Material to process:
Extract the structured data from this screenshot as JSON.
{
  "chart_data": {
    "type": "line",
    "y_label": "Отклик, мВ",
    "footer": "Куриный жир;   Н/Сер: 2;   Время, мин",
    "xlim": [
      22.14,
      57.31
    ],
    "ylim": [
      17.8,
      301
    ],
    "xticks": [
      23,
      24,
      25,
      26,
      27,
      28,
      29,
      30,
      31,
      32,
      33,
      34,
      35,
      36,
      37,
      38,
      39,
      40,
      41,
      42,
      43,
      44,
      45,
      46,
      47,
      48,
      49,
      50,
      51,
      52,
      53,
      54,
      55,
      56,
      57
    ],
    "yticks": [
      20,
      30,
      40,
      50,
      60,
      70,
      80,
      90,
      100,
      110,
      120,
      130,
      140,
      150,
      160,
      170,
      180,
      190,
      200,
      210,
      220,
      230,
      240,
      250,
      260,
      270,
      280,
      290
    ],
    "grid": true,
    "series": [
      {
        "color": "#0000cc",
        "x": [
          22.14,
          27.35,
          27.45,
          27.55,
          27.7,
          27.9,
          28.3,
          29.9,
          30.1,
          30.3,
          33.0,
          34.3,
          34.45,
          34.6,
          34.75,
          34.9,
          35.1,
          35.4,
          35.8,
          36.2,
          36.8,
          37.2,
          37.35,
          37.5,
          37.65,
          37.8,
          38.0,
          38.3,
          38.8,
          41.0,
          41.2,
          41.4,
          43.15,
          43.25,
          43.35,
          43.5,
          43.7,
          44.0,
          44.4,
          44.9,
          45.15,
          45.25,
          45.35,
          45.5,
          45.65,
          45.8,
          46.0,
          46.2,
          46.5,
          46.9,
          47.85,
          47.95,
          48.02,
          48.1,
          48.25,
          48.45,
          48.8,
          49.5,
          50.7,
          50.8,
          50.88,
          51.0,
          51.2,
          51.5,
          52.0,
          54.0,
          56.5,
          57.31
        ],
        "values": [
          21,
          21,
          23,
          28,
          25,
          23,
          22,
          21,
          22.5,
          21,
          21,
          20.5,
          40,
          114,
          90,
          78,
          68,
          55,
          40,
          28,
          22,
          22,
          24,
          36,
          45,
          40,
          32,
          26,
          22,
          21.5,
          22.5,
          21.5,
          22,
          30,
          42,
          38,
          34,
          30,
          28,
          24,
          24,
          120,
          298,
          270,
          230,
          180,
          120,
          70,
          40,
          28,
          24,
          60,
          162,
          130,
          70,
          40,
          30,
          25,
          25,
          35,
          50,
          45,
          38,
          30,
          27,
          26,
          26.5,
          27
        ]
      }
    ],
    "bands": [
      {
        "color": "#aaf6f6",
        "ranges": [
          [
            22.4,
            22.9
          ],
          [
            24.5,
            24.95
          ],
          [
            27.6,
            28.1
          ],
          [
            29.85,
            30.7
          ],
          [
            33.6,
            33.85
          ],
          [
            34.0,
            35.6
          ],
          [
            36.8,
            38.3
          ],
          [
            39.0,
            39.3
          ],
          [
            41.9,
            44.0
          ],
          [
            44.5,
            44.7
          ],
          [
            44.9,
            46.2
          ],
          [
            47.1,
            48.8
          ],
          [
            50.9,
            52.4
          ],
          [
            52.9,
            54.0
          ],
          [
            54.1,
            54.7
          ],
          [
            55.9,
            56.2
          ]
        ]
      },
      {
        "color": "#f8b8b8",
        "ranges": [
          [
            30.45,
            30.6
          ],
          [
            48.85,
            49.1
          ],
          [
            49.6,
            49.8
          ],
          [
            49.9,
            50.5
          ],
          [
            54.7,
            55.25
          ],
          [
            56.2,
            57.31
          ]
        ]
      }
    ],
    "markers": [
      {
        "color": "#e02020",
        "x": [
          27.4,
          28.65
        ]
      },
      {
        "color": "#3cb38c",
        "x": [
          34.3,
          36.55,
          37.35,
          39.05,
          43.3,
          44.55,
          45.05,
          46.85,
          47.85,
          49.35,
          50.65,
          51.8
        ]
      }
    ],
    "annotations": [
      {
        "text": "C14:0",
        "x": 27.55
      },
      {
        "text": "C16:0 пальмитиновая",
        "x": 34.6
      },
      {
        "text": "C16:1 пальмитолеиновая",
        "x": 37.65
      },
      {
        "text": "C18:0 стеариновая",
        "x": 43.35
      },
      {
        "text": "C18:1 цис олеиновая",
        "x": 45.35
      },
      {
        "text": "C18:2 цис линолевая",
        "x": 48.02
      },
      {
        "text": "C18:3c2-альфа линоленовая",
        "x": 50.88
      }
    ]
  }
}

Exercise requirements:
Looking at the data above, show all lines where the word "text" occurs.

Full answer:
        "text": "C14:0",
        "text": "C16:0 пальмитиновая",
        "text": "C16:1 пальмитолеиновая",
        "text": "C18:0 стеариновая",
        "text": "C18:1 цис олеиновая",
        "text": "C18:2 цис линолевая",
        "text": "C18:3c2-альфа линоленовая",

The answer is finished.